Work to complete
Return the entries below verbatim. Pictures stay out.

========================================

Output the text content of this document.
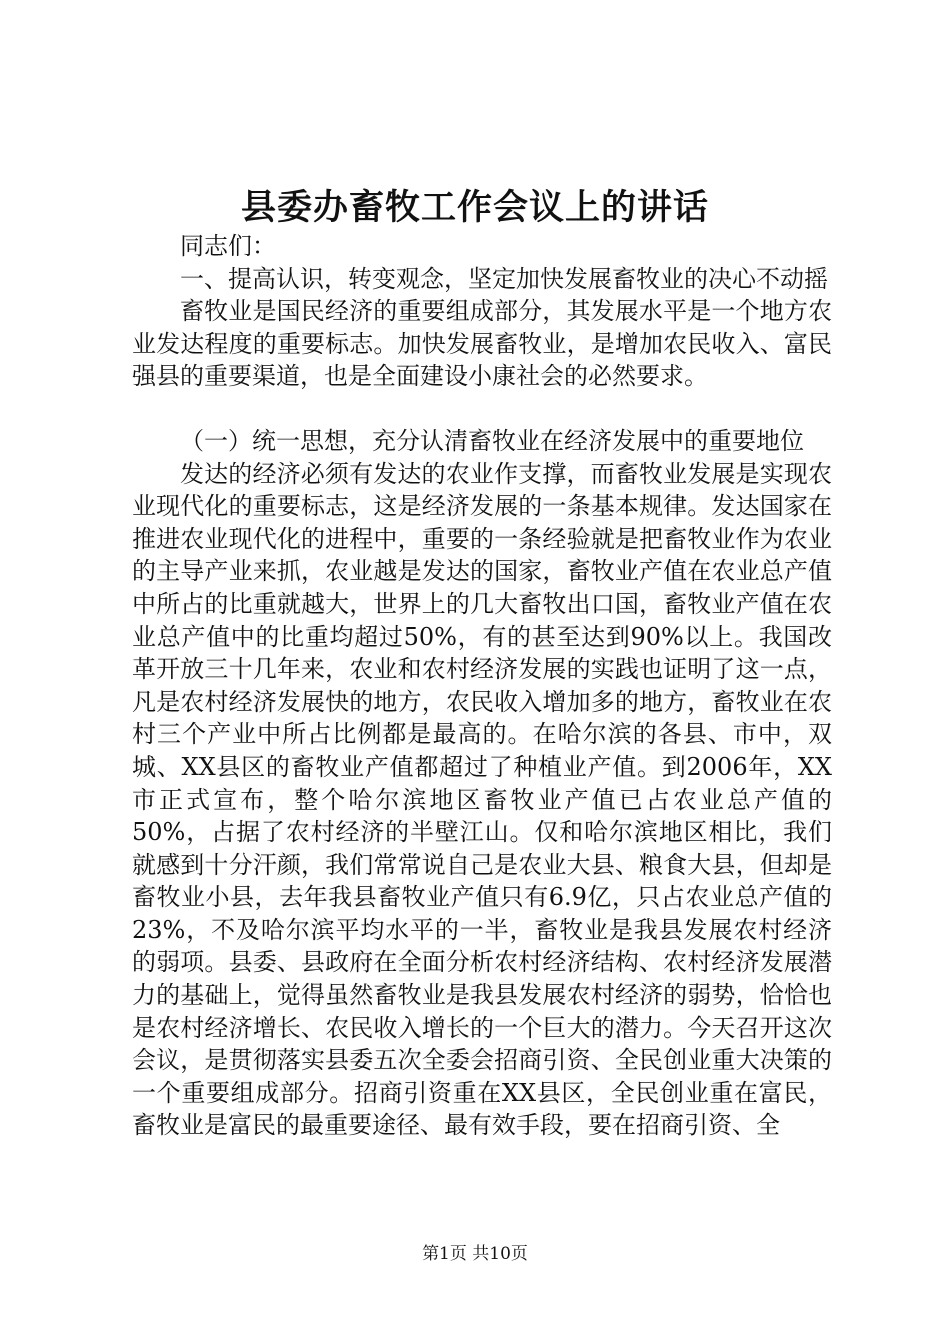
县委办畜牧工作会议上的讲话

同志们：

一、提高认识，转变观念，坚定加快发展畜牧业的决心不动摇

畜牧业是国民经济的重要组成部分，其发展水平是一个地方农业发达程度的重要标志。加快发展畜牧业，是增加农民收入、富民强县的重要渠道，也是全面建设小康社会的必然要求。

（一）统一思想，充分认清畜牧业在经济发展中的重要地位

发达的经济必须有发达的农业作支撑，而畜牧业发展是实现农业现代化的重要标志，这是经济发展的一条基本规律。发达国家在推进农业现代化的进程中，重要的一条经验就是把畜牧业作为农业的主导产业来抓，农业越是发达的国家，畜牧业产值在农业总产值中所占的比重就越大，世界上的几大畜牧出口国，畜牧业产值在农业总产值中的比重均超过50%，有的甚至达到90%以上。我国改革开放三十几年来，农业和农村经济发展的实践也证明了这一点，凡是农村经济发展快的地方，农民收入增加多的地方，畜牧业在农村三个产业中所占比例都是最高的。在哈尔滨的各县、市中，双城、XX县区的畜牧业产值都超过了种植业产值。到2006年，XX市正式宣布，整个哈尔滨地区畜牧业产值已占农业总产值的50%，占据了农村经济的半壁江山。仅和哈尔滨地区相比，我们就感到十分汗颜，我们常常说自己是农业大县、粮食大县，但却是畜牧业小县，去年我县畜牧业产值只有6.9亿，只占农业总产值的23%，不及哈尔滨平均水平的一半，畜牧业是我县发展农村经济的弱项。县委、县政府在全面分析农村经济结构、农村经济发展潜力的基础上，觉得虽然畜牧业是我县发展农村经济的弱势，恰恰也是农村经济增长、农民收入增长的一个巨大的潜力。今天召开这次会议，是贯彻落实县委五次全委会招商引资、全民创业重大决策的一个重要组成部分。招商引资重在XX县区，全民创业重在富民，畜牧业是富民的最重要途径、最有效手段，要在招商引资、全

第1页 共10页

========================================

Output of the task
Output the text content of this document.
县委办畜牧工作会议上的讲话

同志们：

一、提高认识，转变观念，坚定加快发展畜牧业的决心不动摇

畜牧业是国民经济的重要组成部分，其发展水平是一个地方农业发达程度的重要标志。加快发展畜牧业，是增加农民收入、富民强县的重要渠道，也是全面建设小康社会的必然要求。

（一）统一思想，充分认清畜牧业在经济发展中的重要地位

发达的经济必须有发达的农业作支撑，而畜牧业发展是实现农业现代化的重要标志，这是经济发展的一条基本规律。发达国家在推进农业现代化的进程中，重要的一条经验就是把畜牧业作为农业的主导产业来抓，农业越是发达的国家，畜牧业产值在农业总产值中所占的比重就越大，世界上的几大畜牧出口国，畜牧业产值在农业总产值中的比重均超过50%，有的甚至达到90%以上。我国改革开放三十几年来，农业和农村经济发展的实践也证明了这一点，凡是农村经济发展快的地方，农民收入增加多的地方，畜牧业在农村三个产业中所占比例都是最高的。在哈尔滨的各县、市中，双城、XX县区的畜牧业产值都超过了种植业产值。到2006年，XX市正式宣布，整个哈尔滨地区畜牧业产值已占农业总产值的50%，占据了农村经济的半壁江山。仅和哈尔滨地区相比，我们就感到十分汗颜，我们常常说自己是农业大县、粮食大县，但却是畜牧业小县，去年我县畜牧业产值只有6.9亿，只占农业总产值的23%，不及哈尔滨平均水平的一半，畜牧业是我县发展农村经济的弱项。县委、县政府在全面分析农村经济结构、农村经济发展潜力的基础上，觉得虽然畜牧业是我县发展农村经济的弱势，恰恰也是农村经济增长、农民收入增长的一个巨大的潜力。今天召开这次会议，是贯彻落实县委五次全委会招商引资、全民创业重大决策的一个重要组成部分。招商引资重在XX县区，全民创业重在富民，畜牧业是富民的最重要途径、最有效手段，要在招商引资、全

第1页 共10页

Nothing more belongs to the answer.